§ **Stated problem**: Without the pictures, output the records below word for word.

━━━ Data listing

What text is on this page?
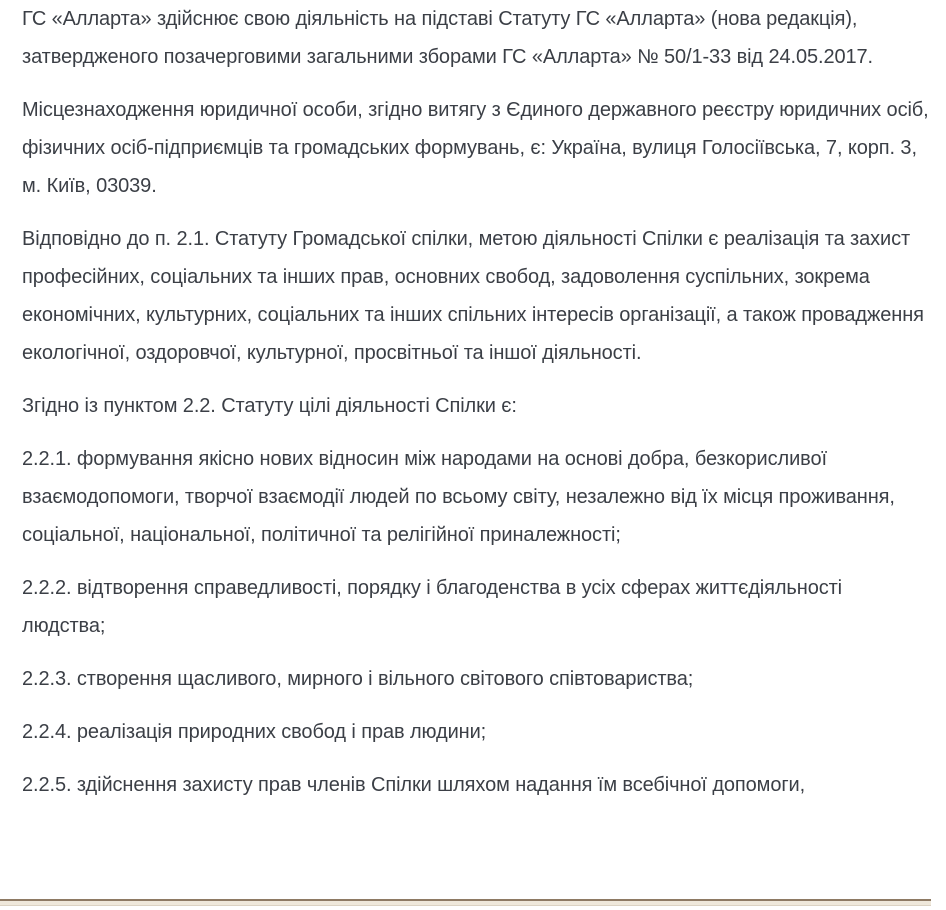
ГС «Алларта» здійснює свою діяльність на підставі Статуту ГС «Алларта» (нова редакція), затвердженого позачерговими загальними зборами ГС «Алларта» № 50/1-33 від 24.05.2017.

Місцезнаходження юридичної особи, згідно витягу з Єдиного державного реєстру юридичних осіб, фізичних осіб-підприємців та громадських формувань, є: Україна, вулиця Голосіївська, 7, корп. 3, м. Київ, 03039.

Відповідно до п. 2.1. Статуту Громадської спілки, метою діяльності Спілки є реалізація та захист професійних, соціальних та інших прав, основних свобод, задоволення суспільних, зокрема економічних, культурних, соціальних та інших спільних інтересів організації, а також провадження екологічної, оздоровчої, культурної, просвітньої та іншої діяльності.

Згідно із пунктом 2.2. Статуту цілі діяльності Спілки є:

2.2.1. формування якісно нових відносин між народами на основі добра, безкорисливої взаємодопомоги, творчої взаємодії людей по всьому світу, незалежно від їх місця проживання, соціальної, національної, політичної та релігійної приналежності;

2.2.2. відтворення справедливості, порядку і благоденства в усіх сферах життєдіяльності людства;

2.2.3. створення щасливого, мирного і вільного світового співтовариства;

2.2.4. реалізація природних свобод і прав людини;

2.2.5. здійснення захисту прав членів Спілки шляхом надання їм всебічної допомоги,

━━━━━━

§ **Written answer**:
What text is on this page?
ГС «Алларта» здійснює свою діяльність на підставі Статуту ГС «Алларта» (нова редакція), затвердженого позачерговими загальними зборами ГС «Алларта» № 50/1-33 від 24.05.2017.

Місцезнаходження юридичної особи, згідно витягу з Єдиного державного реєстру юридичних осіб, фізичних осіб-підприємців та громадських формувань, є: Україна, вулиця Голосіївська, 7, корп. 3, м. Київ, 03039.

Відповідно до п. 2.1. Статуту Громадської спілки, метою діяльності Спілки є реалізація та захист професійних, соціальних та інших прав, основних свобод, задоволення суспільних, зокрема економічних, культурних, соціальних та інших спільних інтересів організації, а також провадження екологічної, оздоровчої, культурної, просвітньої та іншої діяльності.

Згідно із пунктом 2.2. Статуту цілі діяльності Спілки є:

2.2.1. формування якісно нових відносин між народами на основі добра, безкорисливої взаємодопомоги, творчої взаємодії людей по всьому світу, незалежно від їх місця проживання, соціальної, національної, політичної та релігійної приналежності;

2.2.2. відтворення справедливості, порядку і благоденства в усіх сферах життєдіяльності людства;

2.2.3. створення щасливого, мирного і вільного світового співтовариства;

2.2.4. реалізація природних свобод і прав людини;

2.2.5. здійснення захисту прав членів Спілки шляхом надання їм всебічної допомоги,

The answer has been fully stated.